Looking at the data below, count the lines that contain the string "attempts". Write only the total.

>>

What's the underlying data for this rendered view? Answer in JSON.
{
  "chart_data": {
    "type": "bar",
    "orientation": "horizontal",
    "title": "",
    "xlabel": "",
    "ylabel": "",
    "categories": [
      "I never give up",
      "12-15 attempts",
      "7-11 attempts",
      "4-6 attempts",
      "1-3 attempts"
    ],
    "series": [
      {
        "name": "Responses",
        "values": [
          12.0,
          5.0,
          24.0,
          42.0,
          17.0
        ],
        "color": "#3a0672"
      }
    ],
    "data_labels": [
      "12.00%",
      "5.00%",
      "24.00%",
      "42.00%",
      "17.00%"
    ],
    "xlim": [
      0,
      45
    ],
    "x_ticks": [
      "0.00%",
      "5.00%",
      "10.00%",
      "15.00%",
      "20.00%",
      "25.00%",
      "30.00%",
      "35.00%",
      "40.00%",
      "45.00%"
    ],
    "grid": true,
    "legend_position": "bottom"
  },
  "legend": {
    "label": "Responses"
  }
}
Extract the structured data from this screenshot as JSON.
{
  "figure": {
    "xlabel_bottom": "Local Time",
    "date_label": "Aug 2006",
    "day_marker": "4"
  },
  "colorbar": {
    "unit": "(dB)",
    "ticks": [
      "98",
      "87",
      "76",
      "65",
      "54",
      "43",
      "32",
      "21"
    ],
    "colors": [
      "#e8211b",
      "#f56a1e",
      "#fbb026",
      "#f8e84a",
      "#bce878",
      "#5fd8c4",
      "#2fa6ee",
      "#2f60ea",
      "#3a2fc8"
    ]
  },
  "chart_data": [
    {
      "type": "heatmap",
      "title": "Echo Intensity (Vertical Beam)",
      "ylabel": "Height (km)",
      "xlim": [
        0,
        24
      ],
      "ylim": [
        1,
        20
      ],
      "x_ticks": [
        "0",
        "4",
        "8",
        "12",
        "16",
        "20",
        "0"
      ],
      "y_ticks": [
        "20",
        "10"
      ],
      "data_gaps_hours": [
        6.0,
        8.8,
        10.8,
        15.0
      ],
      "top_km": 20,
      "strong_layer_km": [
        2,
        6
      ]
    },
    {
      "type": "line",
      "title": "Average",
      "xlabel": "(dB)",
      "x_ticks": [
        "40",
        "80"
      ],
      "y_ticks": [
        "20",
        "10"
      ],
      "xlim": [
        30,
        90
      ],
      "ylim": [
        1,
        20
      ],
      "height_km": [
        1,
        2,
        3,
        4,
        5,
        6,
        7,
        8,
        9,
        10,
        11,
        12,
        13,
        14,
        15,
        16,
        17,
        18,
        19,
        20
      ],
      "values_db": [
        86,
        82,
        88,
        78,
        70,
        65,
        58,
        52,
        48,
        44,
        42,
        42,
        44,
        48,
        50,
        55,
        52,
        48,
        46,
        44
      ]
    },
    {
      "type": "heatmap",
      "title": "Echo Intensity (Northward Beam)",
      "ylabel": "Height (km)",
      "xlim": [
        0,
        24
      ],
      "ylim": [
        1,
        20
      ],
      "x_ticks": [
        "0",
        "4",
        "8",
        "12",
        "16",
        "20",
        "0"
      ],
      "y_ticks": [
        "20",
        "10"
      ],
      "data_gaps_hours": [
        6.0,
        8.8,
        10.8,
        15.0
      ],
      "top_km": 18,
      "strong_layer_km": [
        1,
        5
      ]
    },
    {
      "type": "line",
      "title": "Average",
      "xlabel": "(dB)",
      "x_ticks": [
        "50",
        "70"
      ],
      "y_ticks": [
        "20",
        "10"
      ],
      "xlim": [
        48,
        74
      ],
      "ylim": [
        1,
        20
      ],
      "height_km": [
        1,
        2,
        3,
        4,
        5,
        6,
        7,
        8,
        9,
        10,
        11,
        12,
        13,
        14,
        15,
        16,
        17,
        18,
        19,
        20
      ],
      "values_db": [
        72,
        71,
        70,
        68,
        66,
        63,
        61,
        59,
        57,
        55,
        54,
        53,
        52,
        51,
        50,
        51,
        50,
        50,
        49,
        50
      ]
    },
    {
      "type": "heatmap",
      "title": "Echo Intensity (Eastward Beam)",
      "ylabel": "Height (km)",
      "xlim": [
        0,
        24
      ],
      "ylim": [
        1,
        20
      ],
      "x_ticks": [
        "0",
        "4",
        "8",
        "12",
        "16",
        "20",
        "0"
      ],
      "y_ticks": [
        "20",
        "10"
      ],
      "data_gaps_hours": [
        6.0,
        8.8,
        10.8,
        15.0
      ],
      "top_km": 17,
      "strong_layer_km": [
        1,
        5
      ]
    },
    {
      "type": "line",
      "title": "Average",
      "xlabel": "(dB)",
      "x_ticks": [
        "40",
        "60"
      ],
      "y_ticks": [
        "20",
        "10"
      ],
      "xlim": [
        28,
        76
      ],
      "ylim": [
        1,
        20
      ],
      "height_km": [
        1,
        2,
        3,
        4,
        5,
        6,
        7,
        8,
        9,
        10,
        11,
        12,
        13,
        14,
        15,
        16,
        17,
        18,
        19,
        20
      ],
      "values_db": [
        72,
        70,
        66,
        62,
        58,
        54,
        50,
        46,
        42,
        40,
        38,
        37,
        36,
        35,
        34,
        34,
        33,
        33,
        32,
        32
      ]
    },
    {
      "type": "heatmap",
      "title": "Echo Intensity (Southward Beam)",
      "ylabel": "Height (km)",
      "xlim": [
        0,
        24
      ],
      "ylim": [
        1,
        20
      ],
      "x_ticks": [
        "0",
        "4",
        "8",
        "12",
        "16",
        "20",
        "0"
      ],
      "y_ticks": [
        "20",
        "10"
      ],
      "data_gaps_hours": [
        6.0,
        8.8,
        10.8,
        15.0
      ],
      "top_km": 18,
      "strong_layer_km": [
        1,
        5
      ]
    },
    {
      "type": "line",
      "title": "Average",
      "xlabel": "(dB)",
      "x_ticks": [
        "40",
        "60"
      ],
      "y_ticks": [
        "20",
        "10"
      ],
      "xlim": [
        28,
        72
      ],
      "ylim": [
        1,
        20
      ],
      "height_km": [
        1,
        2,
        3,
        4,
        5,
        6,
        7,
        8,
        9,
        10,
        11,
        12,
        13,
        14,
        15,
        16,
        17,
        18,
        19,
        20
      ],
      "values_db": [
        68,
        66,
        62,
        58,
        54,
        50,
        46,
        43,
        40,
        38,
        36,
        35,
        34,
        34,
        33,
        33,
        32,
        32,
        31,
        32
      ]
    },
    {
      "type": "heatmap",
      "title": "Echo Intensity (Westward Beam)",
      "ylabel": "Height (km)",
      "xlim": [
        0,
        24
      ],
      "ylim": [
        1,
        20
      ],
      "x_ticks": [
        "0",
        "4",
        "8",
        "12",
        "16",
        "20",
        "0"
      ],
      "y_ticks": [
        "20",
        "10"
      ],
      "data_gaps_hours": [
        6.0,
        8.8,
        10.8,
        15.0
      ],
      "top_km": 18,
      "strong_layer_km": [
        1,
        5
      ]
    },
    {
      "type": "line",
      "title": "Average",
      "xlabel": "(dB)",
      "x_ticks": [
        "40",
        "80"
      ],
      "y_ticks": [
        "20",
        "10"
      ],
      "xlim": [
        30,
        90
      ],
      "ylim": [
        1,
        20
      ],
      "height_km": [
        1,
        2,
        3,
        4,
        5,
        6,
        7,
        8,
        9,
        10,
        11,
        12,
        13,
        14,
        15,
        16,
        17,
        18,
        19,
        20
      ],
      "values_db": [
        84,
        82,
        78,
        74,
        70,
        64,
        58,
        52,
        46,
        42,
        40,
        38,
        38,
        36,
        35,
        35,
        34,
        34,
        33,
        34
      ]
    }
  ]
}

<<
>>

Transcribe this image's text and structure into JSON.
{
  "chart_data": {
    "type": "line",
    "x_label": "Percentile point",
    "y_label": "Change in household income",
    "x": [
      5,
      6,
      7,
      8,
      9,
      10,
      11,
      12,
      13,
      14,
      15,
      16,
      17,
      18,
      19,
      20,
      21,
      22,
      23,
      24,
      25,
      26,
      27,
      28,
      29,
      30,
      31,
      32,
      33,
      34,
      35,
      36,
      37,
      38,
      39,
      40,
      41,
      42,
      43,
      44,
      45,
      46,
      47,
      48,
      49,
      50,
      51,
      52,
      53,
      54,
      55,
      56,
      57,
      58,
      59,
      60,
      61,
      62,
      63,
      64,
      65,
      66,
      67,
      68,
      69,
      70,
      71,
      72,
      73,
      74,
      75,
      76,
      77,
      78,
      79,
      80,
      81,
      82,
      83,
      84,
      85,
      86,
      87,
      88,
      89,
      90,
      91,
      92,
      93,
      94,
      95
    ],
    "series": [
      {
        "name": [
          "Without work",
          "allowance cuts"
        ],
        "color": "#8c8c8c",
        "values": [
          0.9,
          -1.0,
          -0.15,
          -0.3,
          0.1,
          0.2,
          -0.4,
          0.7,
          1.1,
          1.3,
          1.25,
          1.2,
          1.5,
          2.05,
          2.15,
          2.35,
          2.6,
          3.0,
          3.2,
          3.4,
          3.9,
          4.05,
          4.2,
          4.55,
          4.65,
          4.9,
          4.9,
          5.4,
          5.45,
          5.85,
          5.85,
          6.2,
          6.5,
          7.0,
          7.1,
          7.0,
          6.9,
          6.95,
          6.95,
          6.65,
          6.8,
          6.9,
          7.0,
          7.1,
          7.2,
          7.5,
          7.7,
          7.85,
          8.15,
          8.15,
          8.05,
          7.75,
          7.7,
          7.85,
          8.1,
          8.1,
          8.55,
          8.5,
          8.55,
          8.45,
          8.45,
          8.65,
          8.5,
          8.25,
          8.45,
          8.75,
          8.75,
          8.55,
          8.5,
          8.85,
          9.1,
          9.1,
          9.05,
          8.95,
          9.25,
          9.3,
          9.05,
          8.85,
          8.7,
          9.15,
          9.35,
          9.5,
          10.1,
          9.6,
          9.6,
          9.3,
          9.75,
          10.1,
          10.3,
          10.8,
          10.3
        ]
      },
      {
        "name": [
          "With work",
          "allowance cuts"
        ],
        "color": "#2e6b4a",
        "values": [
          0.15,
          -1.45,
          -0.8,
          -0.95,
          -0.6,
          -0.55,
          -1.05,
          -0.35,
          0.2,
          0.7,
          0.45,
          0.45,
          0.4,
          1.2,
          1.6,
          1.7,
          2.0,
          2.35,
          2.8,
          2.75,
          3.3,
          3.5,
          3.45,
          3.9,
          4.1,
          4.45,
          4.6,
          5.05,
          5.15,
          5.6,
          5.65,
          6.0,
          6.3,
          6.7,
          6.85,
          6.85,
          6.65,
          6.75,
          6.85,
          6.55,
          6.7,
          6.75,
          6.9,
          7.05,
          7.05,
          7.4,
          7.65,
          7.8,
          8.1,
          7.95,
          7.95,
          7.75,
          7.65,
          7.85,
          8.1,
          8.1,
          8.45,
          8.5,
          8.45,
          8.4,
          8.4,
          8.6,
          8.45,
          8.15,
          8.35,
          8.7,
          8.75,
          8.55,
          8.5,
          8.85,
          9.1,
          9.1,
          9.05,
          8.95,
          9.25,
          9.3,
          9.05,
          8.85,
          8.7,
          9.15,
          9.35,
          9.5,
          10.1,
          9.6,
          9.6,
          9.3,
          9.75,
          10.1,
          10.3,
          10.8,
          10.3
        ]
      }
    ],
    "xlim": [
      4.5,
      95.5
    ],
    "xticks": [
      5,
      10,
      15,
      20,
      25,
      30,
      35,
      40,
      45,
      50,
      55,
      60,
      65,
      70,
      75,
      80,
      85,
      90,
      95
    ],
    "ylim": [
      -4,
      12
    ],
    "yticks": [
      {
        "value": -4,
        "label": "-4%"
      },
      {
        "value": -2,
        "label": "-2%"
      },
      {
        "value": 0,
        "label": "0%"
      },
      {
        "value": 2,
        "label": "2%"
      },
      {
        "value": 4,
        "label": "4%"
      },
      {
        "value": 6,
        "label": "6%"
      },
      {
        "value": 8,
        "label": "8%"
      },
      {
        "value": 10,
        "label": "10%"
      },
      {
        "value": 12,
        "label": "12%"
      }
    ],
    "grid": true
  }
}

<<
>>

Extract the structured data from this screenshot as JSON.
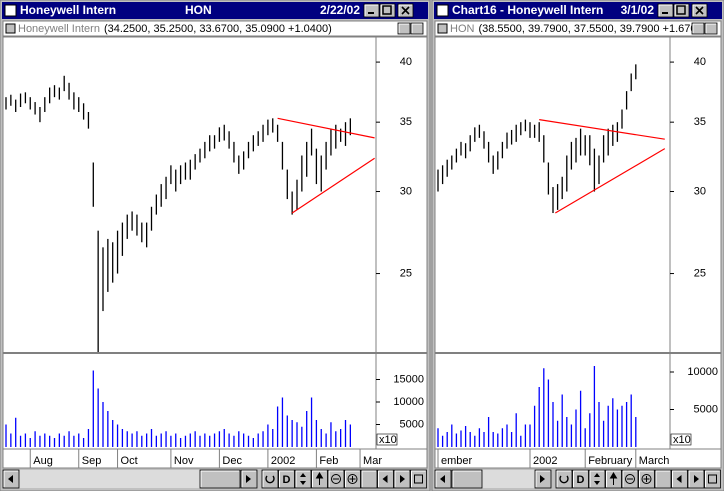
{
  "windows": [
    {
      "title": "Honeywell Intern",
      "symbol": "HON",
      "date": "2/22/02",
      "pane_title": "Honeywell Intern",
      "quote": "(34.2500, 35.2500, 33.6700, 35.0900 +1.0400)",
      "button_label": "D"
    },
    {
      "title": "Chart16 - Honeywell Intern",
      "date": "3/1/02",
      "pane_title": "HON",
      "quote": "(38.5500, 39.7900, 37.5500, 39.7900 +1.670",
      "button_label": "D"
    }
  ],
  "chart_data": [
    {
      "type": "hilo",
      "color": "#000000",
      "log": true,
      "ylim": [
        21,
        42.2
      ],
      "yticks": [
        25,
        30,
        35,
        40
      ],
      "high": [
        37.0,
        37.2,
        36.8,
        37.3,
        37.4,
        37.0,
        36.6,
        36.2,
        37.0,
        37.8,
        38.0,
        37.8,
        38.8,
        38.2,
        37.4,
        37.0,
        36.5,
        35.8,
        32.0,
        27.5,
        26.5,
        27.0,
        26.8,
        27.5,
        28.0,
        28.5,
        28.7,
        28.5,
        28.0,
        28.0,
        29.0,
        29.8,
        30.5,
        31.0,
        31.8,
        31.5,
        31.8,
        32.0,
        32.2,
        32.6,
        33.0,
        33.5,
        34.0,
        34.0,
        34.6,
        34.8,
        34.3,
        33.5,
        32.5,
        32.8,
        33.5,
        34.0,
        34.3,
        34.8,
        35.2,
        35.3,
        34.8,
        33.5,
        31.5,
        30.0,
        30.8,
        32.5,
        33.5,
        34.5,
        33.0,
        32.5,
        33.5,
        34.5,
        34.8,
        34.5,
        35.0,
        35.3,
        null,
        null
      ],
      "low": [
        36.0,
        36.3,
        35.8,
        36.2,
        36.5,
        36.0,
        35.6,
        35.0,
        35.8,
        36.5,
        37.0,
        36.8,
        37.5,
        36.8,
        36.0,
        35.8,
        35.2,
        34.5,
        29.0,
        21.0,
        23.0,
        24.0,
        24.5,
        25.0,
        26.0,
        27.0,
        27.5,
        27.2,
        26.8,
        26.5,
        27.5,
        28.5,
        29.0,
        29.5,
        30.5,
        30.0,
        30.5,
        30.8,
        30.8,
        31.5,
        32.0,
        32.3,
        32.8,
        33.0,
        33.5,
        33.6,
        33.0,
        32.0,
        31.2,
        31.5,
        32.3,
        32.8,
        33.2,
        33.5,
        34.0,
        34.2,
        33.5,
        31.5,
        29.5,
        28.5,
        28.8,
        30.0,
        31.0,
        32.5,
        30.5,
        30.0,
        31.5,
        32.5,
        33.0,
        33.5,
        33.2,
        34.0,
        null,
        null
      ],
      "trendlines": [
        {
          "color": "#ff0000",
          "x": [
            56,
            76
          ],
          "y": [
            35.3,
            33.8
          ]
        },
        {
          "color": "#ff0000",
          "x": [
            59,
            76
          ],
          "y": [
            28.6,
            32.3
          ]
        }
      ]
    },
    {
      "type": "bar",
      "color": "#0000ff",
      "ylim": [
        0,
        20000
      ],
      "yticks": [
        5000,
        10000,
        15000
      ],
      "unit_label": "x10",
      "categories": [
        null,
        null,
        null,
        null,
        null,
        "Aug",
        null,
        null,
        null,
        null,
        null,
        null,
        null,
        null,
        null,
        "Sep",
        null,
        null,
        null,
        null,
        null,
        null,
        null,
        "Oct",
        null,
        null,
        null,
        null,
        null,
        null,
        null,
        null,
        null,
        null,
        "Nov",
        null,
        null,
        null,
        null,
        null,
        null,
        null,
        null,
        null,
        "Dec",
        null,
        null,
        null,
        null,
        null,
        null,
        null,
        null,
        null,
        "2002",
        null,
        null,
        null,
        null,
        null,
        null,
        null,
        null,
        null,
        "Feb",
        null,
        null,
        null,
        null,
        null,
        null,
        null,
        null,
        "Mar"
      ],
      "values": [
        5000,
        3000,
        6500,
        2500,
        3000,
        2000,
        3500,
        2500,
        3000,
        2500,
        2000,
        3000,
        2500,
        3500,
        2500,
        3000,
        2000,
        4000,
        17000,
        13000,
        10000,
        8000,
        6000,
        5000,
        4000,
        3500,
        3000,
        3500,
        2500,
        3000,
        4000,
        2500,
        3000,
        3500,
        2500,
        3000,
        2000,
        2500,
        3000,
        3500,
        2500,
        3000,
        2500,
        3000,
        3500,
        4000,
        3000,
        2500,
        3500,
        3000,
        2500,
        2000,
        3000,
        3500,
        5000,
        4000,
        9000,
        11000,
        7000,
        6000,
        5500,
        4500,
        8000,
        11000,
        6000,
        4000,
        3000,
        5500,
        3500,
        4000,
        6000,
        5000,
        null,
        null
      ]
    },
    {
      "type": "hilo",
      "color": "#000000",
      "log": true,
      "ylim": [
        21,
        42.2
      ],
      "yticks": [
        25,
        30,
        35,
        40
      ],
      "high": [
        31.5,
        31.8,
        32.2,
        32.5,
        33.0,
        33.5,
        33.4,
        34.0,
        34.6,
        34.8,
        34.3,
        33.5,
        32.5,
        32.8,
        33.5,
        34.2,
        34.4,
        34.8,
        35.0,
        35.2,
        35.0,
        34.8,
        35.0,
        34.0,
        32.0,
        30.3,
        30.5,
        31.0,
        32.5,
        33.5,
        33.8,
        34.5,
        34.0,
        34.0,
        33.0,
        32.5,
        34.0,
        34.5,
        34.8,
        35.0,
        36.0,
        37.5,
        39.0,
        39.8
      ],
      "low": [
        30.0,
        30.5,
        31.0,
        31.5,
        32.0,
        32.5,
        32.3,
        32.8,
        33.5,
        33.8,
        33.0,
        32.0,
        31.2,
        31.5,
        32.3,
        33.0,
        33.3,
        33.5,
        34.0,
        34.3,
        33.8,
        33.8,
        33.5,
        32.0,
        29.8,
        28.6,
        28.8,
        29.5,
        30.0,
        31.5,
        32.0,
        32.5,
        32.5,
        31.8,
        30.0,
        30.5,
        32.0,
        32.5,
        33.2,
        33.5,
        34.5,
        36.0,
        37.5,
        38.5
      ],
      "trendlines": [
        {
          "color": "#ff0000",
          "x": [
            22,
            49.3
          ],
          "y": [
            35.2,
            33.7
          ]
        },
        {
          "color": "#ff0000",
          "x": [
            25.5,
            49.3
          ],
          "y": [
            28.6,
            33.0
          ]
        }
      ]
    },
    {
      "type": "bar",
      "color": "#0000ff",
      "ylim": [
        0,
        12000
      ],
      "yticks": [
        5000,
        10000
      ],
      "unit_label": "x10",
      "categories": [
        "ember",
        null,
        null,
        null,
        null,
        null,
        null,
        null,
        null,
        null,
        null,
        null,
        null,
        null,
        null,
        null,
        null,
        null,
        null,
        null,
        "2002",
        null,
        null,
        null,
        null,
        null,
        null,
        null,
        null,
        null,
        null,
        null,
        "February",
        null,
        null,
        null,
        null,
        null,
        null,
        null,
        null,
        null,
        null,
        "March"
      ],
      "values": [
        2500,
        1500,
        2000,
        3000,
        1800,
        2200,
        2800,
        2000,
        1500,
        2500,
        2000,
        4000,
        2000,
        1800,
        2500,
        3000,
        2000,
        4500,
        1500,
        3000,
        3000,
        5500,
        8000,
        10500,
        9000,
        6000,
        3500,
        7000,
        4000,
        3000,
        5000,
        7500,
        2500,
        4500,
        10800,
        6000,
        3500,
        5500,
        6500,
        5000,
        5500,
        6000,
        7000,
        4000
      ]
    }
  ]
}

<<

# [OUTPUT OF THE EXERCISE]
4